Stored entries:
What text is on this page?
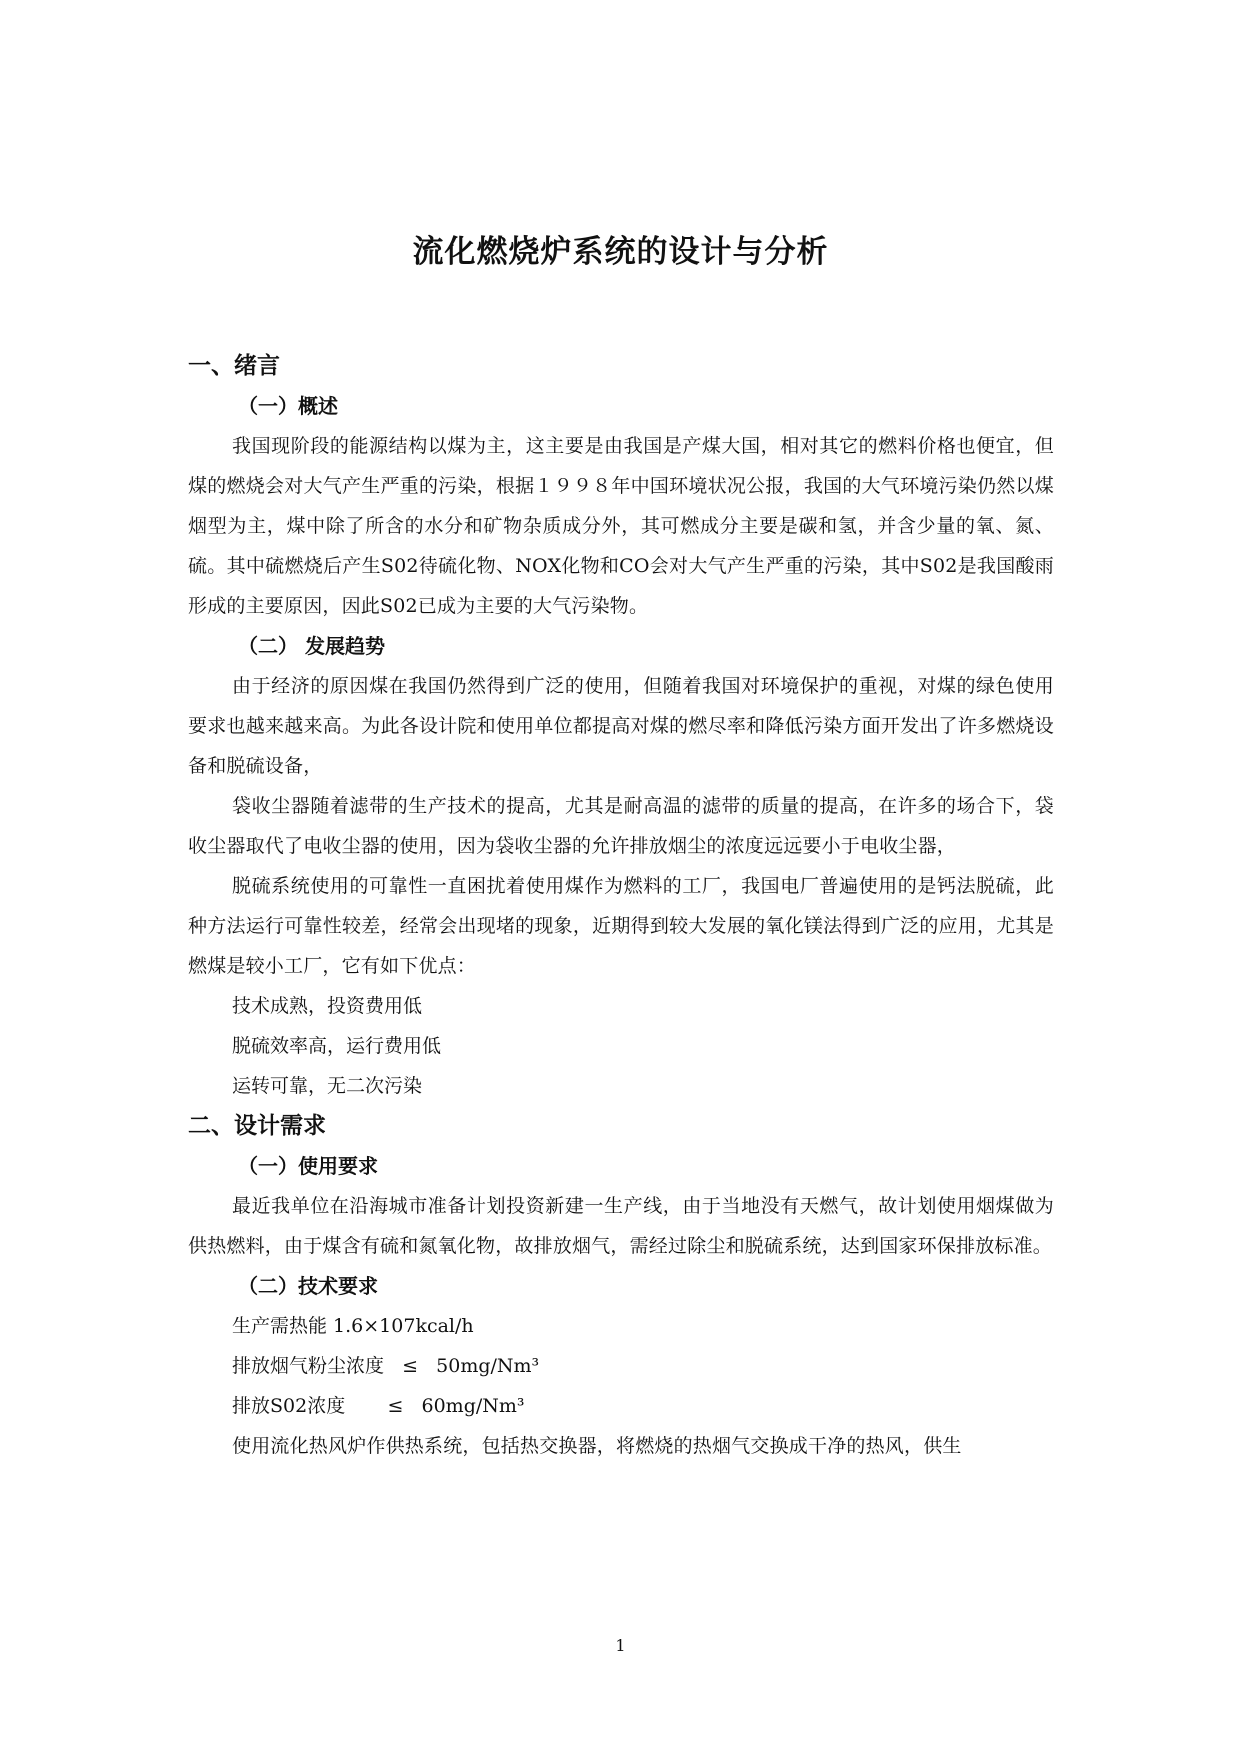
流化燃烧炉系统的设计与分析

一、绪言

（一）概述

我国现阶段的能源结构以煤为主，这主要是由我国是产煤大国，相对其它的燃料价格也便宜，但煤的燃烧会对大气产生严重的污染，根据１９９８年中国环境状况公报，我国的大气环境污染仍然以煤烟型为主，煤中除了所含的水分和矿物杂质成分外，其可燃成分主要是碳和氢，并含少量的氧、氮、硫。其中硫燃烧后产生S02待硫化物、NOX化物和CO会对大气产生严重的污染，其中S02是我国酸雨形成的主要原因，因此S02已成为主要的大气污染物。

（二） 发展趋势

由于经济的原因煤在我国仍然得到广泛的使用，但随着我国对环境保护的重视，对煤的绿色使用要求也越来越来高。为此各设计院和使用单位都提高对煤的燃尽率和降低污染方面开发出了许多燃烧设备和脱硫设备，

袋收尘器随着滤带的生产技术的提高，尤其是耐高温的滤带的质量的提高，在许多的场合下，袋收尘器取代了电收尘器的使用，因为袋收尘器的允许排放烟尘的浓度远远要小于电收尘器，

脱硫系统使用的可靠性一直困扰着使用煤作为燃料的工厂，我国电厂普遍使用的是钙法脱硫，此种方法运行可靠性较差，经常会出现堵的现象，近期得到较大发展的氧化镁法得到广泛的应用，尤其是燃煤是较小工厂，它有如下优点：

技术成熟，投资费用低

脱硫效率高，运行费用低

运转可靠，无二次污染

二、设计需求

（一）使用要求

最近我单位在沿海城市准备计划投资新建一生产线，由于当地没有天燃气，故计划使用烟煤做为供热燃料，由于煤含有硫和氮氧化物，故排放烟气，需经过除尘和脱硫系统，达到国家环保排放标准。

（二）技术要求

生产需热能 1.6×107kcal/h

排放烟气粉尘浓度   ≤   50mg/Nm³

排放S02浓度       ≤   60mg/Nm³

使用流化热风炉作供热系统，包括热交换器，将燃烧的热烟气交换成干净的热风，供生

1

Description of the task:
Omit the pictures and give the material again, exactly and in full.

Answer to the task:
What text is on this page?
流化燃烧炉系统的设计与分析

一、绪言

（一）概述

我国现阶段的能源结构以煤为主，这主要是由我国是产煤大国，相对其它的燃料价格也便宜，但煤的燃烧会对大气产生严重的污染，根据１９９８年中国环境状况公报，我国的大气环境污染仍然以煤烟型为主，煤中除了所含的水分和矿物杂质成分外，其可燃成分主要是碳和氢，并含少量的氧、氮、硫。其中硫燃烧后产生S02待硫化物、NOX化物和CO会对大气产生严重的污染，其中S02是我国酸雨形成的主要原因，因此S02已成为主要的大气污染物。

（二） 发展趋势

由于经济的原因煤在我国仍然得到广泛的使用，但随着我国对环境保护的重视，对煤的绿色使用要求也越来越来高。为此各设计院和使用单位都提高对煤的燃尽率和降低污染方面开发出了许多燃烧设备和脱硫设备，

袋收尘器随着滤带的生产技术的提高，尤其是耐高温的滤带的质量的提高，在许多的场合下，袋收尘器取代了电收尘器的使用，因为袋收尘器的允许排放烟尘的浓度远远要小于电收尘器，

脱硫系统使用的可靠性一直困扰着使用煤作为燃料的工厂，我国电厂普遍使用的是钙法脱硫，此种方法运行可靠性较差，经常会出现堵的现象，近期得到较大发展的氧化镁法得到广泛的应用，尤其是燃煤是较小工厂，它有如下优点：

技术成熟，投资费用低

脱硫效率高，运行费用低

运转可靠，无二次污染

二、设计需求

（一）使用要求

最近我单位在沿海城市准备计划投资新建一生产线，由于当地没有天燃气，故计划使用烟煤做为供热燃料，由于煤含有硫和氮氧化物，故排放烟气，需经过除尘和脱硫系统，达到国家环保排放标准。

（二）技术要求

生产需热能 1.6×107kcal/h

排放烟气粉尘浓度   ≤   50mg/Nm³

排放S02浓度       ≤   60mg/Nm³

使用流化热风炉作供热系统，包括热交换器，将燃烧的热烟气交换成干净的热风，供生

1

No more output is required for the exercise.